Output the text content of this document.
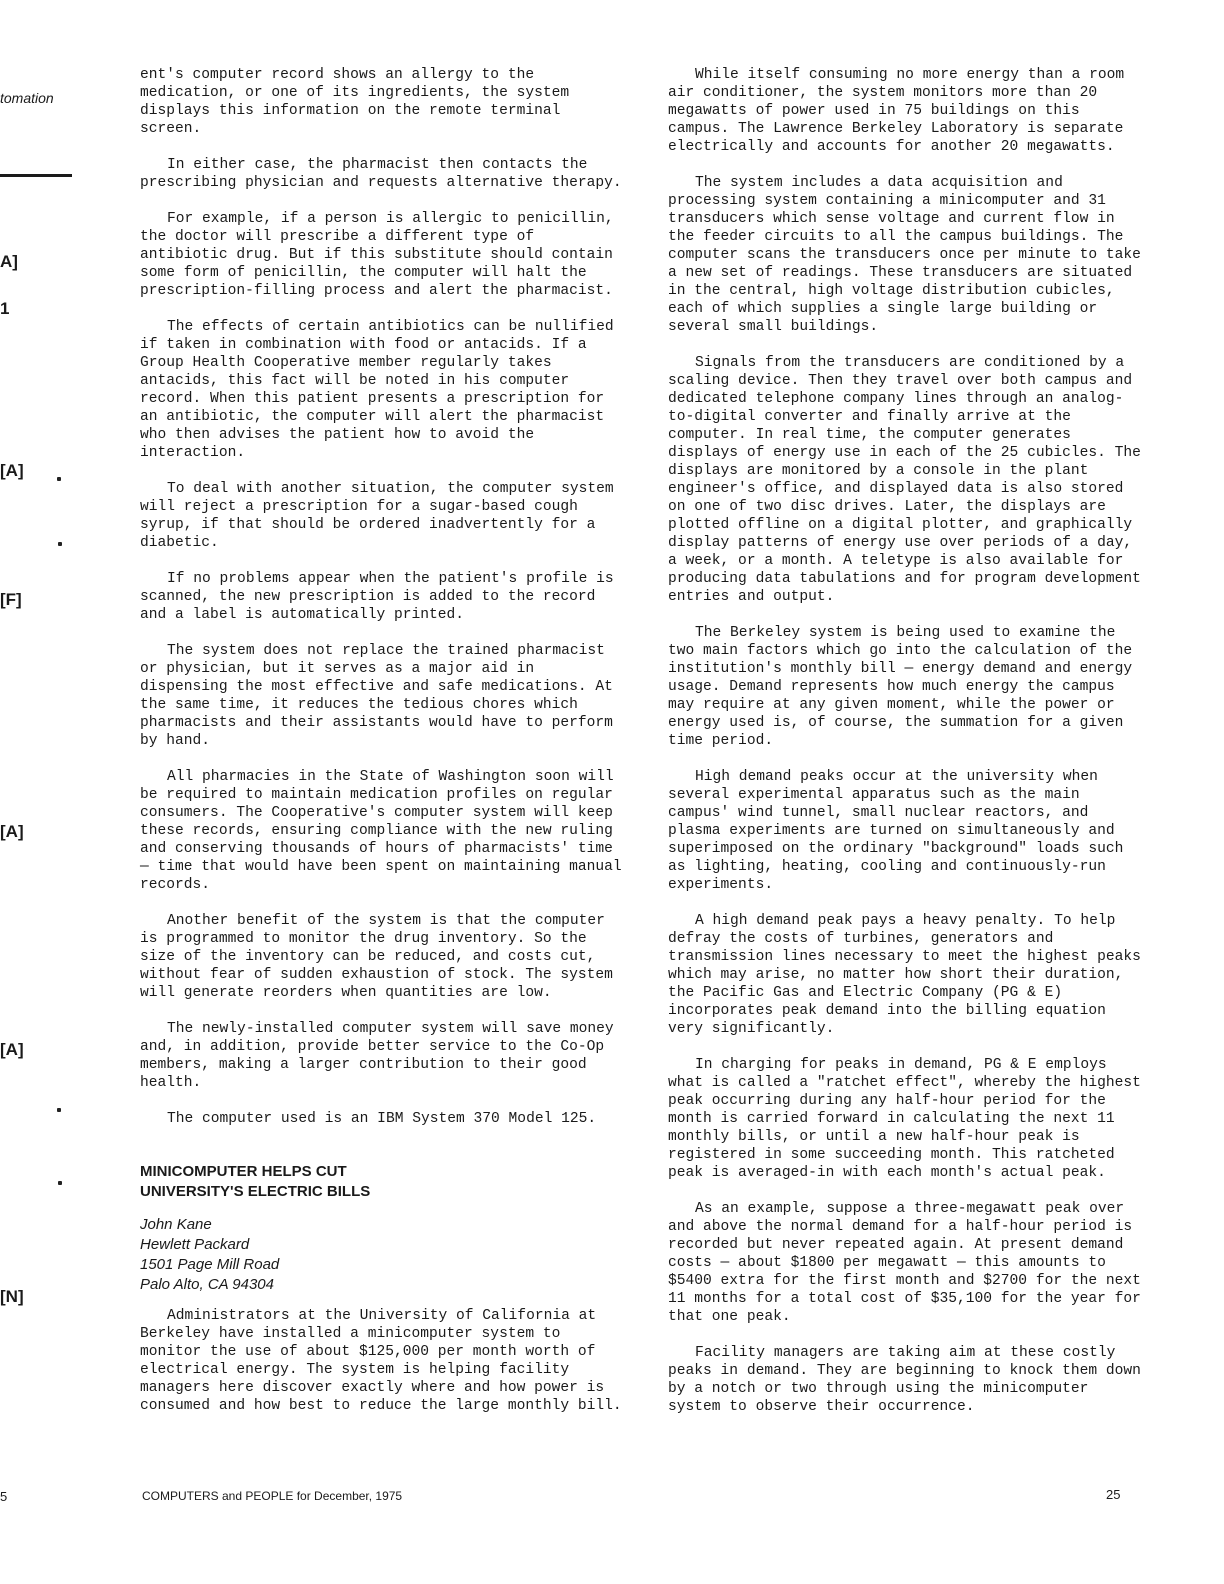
tomation
A]
1
[A]
[F]
[A]
[A]
[N]

ent's computer record shows an allergy to the medication, or one of its ingredients, the system displays this information on the remote terminal screen.

In either case, the pharmacist then contacts the prescribing physician and requests alternative therapy.

For example, if a person is allergic to penicillin, the doctor will prescribe a different type of antibiotic drug. But if this substitute should contain some form of penicillin, the computer will halt the prescription-filling process and alert the pharmacist.

The effects of certain antibiotics can be nullified if taken in combination with food or antacids. If a Group Health Cooperative member regularly takes antacids, this fact will be noted in his computer record. When this patient presents a prescription for an antibiotic, the computer will alert the pharmacist who then advises the patient how to avoid the interaction.

To deal with another situation, the computer system will reject a prescription for a sugar-based cough syrup, if that should be ordered inadvertently for a diabetic.

If no problems appear when the patient's profile is scanned, the new prescription is added to the record and a label is automatically printed.

The system does not replace the trained pharmacist or physician, but it serves as a major aid in dispensing the most effective and safe medications. At the same time, it reduces the tedious chores which pharmacists and their assistants would have to perform by hand.

All pharmacies in the State of Washington soon will be required to maintain medication profiles on regular consumers. The Cooperative's computer system will keep these records, ensuring compliance with the new ruling and conserving thousands of hours of pharmacists' time — time that would have been spent on maintaining manual records.

Another benefit of the system is that the computer is programmed to monitor the drug inventory. So the size of the inventory can be reduced, and costs cut, without fear of sudden exhaustion of stock. The system will generate reorders when quantities are low.

The newly-installed computer system will save money and, in addition, provide better service to the Co-Op members, making a larger contribution to their good health.

The computer used is an IBM System 370 Model 125.

MINICOMPUTER HELPS CUT
UNIVERSITY'S ELECTRIC BILLS
John Kane
Hewlett Packard
1501 Page Mill Road
Palo Alto, CA 94304

Administrators at the University of California at Berkeley have installed a minicomputer system to monitor the use of about $125,000 per month worth of electrical energy. The system is helping facility managers here discover exactly where and how power is consumed and how best to reduce the large monthly bill.

While itself consuming no more energy than a room air conditioner, the system monitors more than 20 megawatts of power used in 75 buildings on this campus. The Lawrence Berkeley Laboratory is separate electrically and accounts for another 20 megawatts.

The system includes a data acquisition and processing system containing a minicomputer and 31 transducers which sense voltage and current flow in the feeder circuits to all the campus buildings. The computer scans the transducers once per minute to take a new set of readings. These transducers are situated in the central, high voltage distribution cubicles, each of which supplies a single large building or several small buildings.

Signals from the transducers are conditioned by a scaling device. Then they travel over both campus and dedicated telephone company lines through an analog-to-digital converter and finally arrive at the computer. In real time, the computer generates displays of energy use in each of the 25 cubicles. The displays are monitored by a console in the plant engineer's office, and displayed data is also stored on one of two disc drives. Later, the displays are plotted offline on a digital plotter, and graphically display patterns of energy use over periods of a day, a week, or a month. A teletype is also available for producing data tabulations and for program development entries and output.

The Berkeley system is being used to examine the two main factors which go into the calculation of the institution's monthly bill — energy demand and energy usage. Demand represents how much energy the campus may require at any given moment, while the power or energy used is, of course, the summation for a given time period.

High demand peaks occur at the university when several experimental apparatus such as the main campus' wind tunnel, small nuclear reactors, and plasma experiments are turned on simultaneously and superimposed on the ordinary "background" loads such as lighting, heating, cooling and continuously-run experiments.

A high demand peak pays a heavy penalty. To help defray the costs of turbines, generators and transmission lines necessary to meet the highest peaks which may arise, no matter how short their duration, the Pacific Gas and Electric Company (PG & E) incorporates peak demand into the billing equation very significantly.

In charging for peaks in demand, PG & E employs what is called a "ratchet effect", whereby the highest peak occurring during any half-hour period for the month is carried forward in calculating the next 11 monthly bills, or until a new half-hour peak is registered in some succeeding month. This ratcheted peak is averaged-in with each month's actual peak.

As an example, suppose a three-megawatt peak over and above the normal demand for a half-hour period is recorded but never repeated again. At present demand costs — about $1800 per megawatt — this amounts to $5400 extra for the first month and $2700 for the next 11 months for a total cost of $35,100 for the year for that one peak.

Facility managers are taking aim at these costly peaks in demand. They are beginning to knock them down by a notch or two through using the minicomputer system to observe their occurrence.

5	COMPUTERS and PEOPLE for December, 1975	25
···
Quote the records above in full, dropping each picture.

• _ANSWER FOR THIS EXERCISE_:
Output the text content of this document.
tomation
A]
1
[A]
[F]
[A]
[A]
[N]

ent's computer record shows an allergy to the medication, or one of its ingredients, the system displays this information on the remote terminal screen.

In either case, the pharmacist then contacts the prescribing physician and requests alternative therapy.

For example, if a person is allergic to penicillin, the doctor will prescribe a different type of antibiotic drug. But if this substitute should contain some form of penicillin, the computer will halt the prescription-filling process and alert the pharmacist.

The effects of certain antibiotics can be nullified if taken in combination with food or antacids. If a Group Health Cooperative member regularly takes antacids, this fact will be noted in his computer record. When this patient presents a prescription for an antibiotic, the computer will alert the pharmacist who then advises the patient how to avoid the interaction.

To deal with another situation, the computer system will reject a prescription for a sugar-based cough syrup, if that should be ordered inadvertently for a diabetic.

If no problems appear when the patient's profile is scanned, the new prescription is added to the record and a label is automatically printed.

The system does not replace the trained pharmacist or physician, but it serves as a major aid in dispensing the most effective and safe medications. At the same time, it reduces the tedious chores which pharmacists and their assistants would have to perform by hand.

All pharmacies in the State of Washington soon will be required to maintain medication profiles on regular consumers. The Cooperative's computer system will keep these records, ensuring compliance with the new ruling and conserving thousands of hours of pharmacists' time — time that would have been spent on maintaining manual records.

Another benefit of the system is that the computer is programmed to monitor the drug inventory. So the size of the inventory can be reduced, and costs cut, without fear of sudden exhaustion of stock. The system will generate reorders when quantities are low.

The newly-installed computer system will save money and, in addition, provide better service to the Co-Op members, making a larger contribution to their good health.

The computer used is an IBM System 370 Model 125.

MINICOMPUTER HELPS CUT
UNIVERSITY'S ELECTRIC BILLS
John Kane
Hewlett Packard
1501 Page Mill Road
Palo Alto, CA 94304

Administrators at the University of California at Berkeley have installed a minicomputer system to monitor the use of about $125,000 per month worth of electrical energy. The system is helping facility managers here discover exactly where and how power is consumed and how best to reduce the large monthly bill.

While itself consuming no more energy than a room air conditioner, the system monitors more than 20 megawatts of power used in 75 buildings on this campus. The Lawrence Berkeley Laboratory is separate electrically and accounts for another 20 megawatts.

The system includes a data acquisition and processing system containing a minicomputer and 31 transducers which sense voltage and current flow in the feeder circuits to all the campus buildings. The computer scans the transducers once per minute to take a new set of readings. These transducers are situated in the central, high voltage distribution cubicles, each of which supplies a single large building or several small buildings.

Signals from the transducers are conditioned by a scaling device. Then they travel over both campus and dedicated telephone company lines through an analog-to-digital converter and finally arrive at the computer. In real time, the computer generates displays of energy use in each of the 25 cubicles. The displays are monitored by a console in the plant engineer's office, and displayed data is also stored on one of two disc drives. Later, the displays are plotted offline on a digital plotter, and graphically display patterns of energy use over periods of a day, a week, or a month. A teletype is also available for producing data tabulations and for program development entries and output.

The Berkeley system is being used to examine the two main factors which go into the calculation of the institution's monthly bill — energy demand and energy usage. Demand represents how much energy the campus may require at any given moment, while the power or energy used is, of course, the summation for a given time period.

High demand peaks occur at the university when several experimental apparatus such as the main campus' wind tunnel, small nuclear reactors, and plasma experiments are turned on simultaneously and superimposed on the ordinary "background" loads such as lighting, heating, cooling and continuously-run experiments.

A high demand peak pays a heavy penalty. To help defray the costs of turbines, generators and transmission lines necessary to meet the highest peaks which may arise, no matter how short their duration, the Pacific Gas and Electric Company (PG & E) incorporates peak demand into the billing equation very significantly.

In charging for peaks in demand, PG & E employs what is called a "ratchet effect", whereby the highest peak occurring during any half-hour period for the month is carried forward in calculating the next 11 monthly bills, or until a new half-hour peak is registered in some succeeding month. This ratcheted peak is averaged-in with each month's actual peak.

As an example, suppose a three-megawatt peak over and above the normal demand for a half-hour period is recorded but never repeated again. At present demand costs — about $1800 per megawatt — this amounts to $5400 extra for the first month and $2700 for the next 11 months for a total cost of $35,100 for the year for that one peak.

Facility managers are taking aim at these costly peaks in demand. They are beginning to knock them down by a notch or two through using the minicomputer system to observe their occurrence.

5	COMPUTERS and PEOPLE for December, 1975	25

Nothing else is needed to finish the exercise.